Scan the following material for the string "subtitle" and copy each line in which it appears.

Extracted information start

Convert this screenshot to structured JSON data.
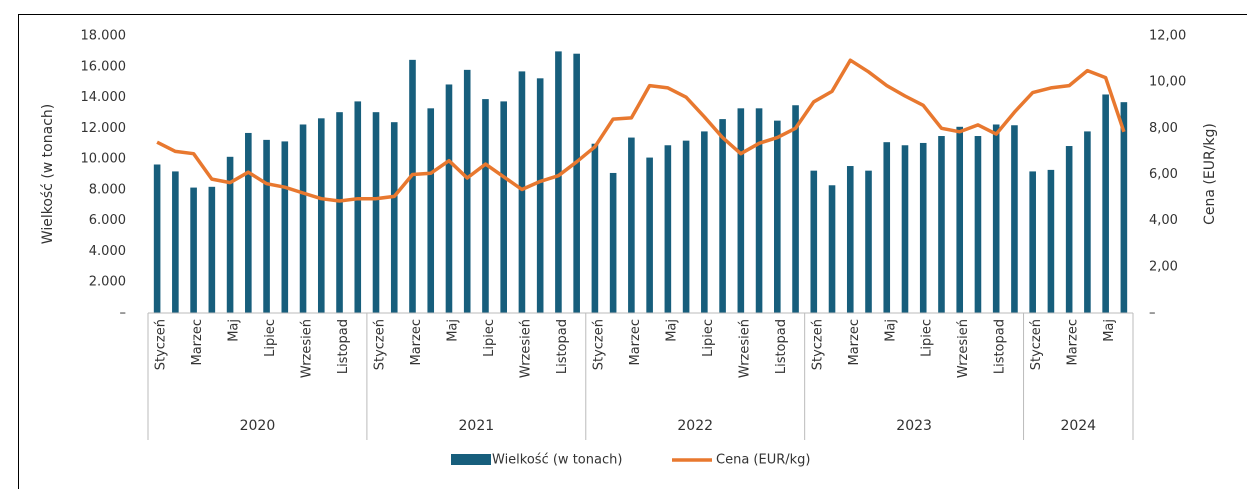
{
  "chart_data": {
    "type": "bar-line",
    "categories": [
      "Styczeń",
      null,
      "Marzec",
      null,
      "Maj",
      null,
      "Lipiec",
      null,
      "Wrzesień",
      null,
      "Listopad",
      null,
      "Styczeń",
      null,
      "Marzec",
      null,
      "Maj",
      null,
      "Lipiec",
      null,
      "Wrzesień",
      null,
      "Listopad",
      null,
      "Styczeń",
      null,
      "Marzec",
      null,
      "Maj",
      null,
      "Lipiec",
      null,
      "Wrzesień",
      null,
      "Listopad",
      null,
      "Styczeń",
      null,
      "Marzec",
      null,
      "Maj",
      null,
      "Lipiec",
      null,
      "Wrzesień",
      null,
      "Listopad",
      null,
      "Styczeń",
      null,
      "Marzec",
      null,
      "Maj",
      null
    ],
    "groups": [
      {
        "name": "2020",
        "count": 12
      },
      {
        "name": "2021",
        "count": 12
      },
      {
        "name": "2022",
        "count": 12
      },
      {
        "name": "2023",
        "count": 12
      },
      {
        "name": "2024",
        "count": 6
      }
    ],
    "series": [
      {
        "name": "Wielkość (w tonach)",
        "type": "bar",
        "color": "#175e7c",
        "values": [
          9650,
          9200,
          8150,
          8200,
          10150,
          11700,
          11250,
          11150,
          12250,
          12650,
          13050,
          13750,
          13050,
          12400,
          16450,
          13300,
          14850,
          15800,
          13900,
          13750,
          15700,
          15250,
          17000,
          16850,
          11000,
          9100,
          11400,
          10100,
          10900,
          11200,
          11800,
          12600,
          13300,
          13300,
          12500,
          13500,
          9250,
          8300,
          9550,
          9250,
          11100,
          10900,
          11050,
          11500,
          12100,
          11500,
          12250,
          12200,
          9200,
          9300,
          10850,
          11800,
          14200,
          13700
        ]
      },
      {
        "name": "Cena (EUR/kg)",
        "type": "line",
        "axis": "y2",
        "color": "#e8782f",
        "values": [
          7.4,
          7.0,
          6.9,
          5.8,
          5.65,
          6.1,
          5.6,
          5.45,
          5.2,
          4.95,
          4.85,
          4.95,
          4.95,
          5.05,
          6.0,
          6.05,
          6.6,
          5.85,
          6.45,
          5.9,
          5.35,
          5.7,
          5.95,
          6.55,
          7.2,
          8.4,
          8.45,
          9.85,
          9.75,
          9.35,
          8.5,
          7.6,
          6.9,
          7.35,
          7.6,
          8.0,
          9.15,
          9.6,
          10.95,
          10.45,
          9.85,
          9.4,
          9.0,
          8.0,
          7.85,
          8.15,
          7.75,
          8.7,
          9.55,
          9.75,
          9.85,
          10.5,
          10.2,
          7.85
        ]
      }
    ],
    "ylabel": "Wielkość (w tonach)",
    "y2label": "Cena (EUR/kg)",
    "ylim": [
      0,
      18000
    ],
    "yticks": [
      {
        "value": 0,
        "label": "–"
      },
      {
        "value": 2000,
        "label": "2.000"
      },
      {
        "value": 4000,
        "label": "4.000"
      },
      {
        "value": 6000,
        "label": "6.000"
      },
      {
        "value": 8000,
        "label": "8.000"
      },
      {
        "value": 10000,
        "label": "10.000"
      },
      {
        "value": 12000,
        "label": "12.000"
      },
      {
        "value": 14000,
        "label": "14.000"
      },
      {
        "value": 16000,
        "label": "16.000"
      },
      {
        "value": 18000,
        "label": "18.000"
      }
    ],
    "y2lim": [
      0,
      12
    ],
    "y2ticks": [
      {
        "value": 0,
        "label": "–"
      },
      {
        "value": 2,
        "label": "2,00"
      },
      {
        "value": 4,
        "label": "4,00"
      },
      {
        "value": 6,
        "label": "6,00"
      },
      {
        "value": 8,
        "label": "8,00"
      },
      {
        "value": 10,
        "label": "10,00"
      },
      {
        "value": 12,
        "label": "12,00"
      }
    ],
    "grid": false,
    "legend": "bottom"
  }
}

Extracted information end
Extracted information start

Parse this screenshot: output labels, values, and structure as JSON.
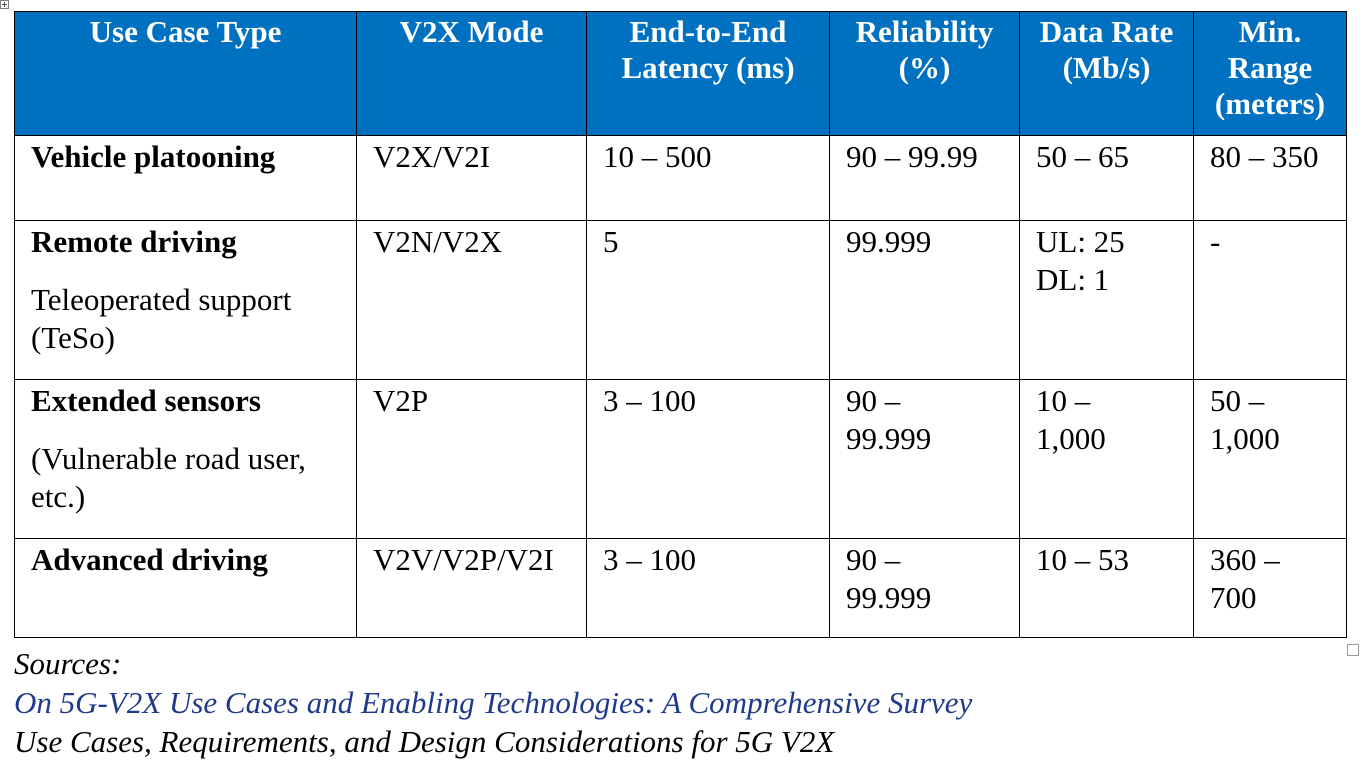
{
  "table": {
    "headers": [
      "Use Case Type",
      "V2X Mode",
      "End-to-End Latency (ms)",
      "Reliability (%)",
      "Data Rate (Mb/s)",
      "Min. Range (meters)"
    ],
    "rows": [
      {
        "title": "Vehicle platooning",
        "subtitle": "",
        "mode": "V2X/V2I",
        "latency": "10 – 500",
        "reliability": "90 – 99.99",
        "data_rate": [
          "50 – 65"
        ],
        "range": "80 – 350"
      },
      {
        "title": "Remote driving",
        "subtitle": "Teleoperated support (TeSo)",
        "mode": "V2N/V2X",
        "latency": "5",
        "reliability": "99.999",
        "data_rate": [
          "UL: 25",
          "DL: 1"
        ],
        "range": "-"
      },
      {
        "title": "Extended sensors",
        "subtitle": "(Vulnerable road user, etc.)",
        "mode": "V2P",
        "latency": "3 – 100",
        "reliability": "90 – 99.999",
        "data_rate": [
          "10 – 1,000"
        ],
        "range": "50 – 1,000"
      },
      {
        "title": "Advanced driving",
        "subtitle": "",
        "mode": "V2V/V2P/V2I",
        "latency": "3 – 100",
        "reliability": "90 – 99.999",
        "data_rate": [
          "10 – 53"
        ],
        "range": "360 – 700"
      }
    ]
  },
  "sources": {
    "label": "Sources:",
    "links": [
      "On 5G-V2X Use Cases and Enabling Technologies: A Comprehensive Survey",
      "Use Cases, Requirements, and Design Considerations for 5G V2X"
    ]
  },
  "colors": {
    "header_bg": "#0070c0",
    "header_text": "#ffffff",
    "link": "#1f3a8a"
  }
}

Extracted information end
Extracted information start

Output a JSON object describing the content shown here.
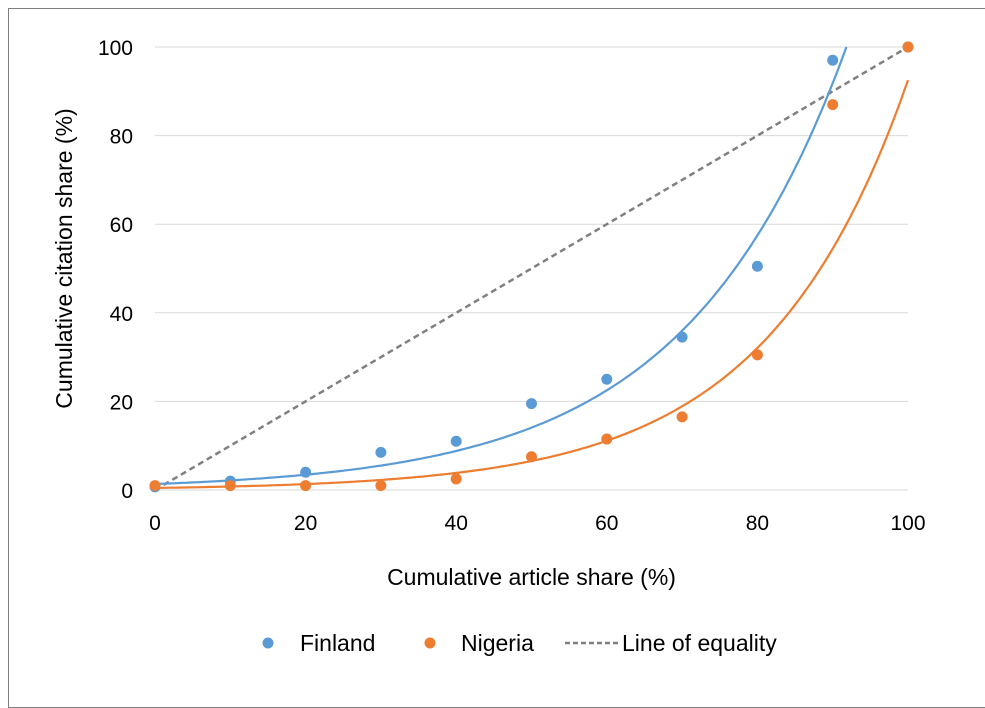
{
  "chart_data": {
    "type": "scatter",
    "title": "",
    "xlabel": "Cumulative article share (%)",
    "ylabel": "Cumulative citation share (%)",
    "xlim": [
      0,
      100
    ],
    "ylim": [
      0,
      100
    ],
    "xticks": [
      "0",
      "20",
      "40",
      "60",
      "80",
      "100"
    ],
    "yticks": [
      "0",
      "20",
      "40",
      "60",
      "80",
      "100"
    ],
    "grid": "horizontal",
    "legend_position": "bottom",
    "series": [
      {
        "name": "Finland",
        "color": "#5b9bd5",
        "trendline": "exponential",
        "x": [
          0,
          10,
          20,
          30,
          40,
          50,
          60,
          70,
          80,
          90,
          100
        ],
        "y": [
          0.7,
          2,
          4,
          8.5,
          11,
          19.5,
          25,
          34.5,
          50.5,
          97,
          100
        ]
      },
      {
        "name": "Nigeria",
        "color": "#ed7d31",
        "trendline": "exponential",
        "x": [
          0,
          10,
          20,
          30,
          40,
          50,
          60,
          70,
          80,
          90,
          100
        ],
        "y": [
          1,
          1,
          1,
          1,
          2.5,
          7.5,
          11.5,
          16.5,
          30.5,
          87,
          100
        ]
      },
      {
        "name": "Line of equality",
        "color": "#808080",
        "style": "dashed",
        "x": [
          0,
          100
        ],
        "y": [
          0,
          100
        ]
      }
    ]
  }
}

Extracted information end

## Reply to the exercise
        "subtitle": "",
        "subtitle": "Teleoperated support (TeSo)",
        "subtitle": "(Vulnerable road user, etc.)",
        "subtitle": "",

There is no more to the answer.